** start RECORDS TO PROCESS **

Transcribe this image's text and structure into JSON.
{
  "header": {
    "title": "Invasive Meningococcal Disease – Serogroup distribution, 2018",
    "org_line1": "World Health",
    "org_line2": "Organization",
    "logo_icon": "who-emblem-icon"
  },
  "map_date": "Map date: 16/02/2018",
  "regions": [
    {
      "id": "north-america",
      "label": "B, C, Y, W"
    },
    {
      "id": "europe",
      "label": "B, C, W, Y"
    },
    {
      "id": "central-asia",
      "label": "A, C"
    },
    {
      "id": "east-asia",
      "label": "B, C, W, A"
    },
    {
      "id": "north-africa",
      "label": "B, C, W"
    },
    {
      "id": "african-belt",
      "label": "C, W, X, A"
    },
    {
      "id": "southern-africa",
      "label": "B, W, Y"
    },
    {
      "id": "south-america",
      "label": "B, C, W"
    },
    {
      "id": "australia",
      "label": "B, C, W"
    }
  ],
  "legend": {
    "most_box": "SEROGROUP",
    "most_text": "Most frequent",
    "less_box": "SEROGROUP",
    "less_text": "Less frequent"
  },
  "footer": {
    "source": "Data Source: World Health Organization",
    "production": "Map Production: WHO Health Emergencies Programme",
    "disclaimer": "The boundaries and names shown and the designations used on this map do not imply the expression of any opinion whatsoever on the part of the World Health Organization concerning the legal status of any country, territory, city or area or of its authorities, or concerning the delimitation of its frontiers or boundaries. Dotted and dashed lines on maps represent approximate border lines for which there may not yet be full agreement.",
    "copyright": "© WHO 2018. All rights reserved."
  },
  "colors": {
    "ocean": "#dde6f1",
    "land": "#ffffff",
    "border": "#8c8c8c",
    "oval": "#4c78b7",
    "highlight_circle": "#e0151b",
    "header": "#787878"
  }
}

** end RECORDS TO PROCESS **

■ EXERCISE PROMPT
Say the number of lines in the listing that hold "Health", with no added words.

■ TASK RESPONSE
4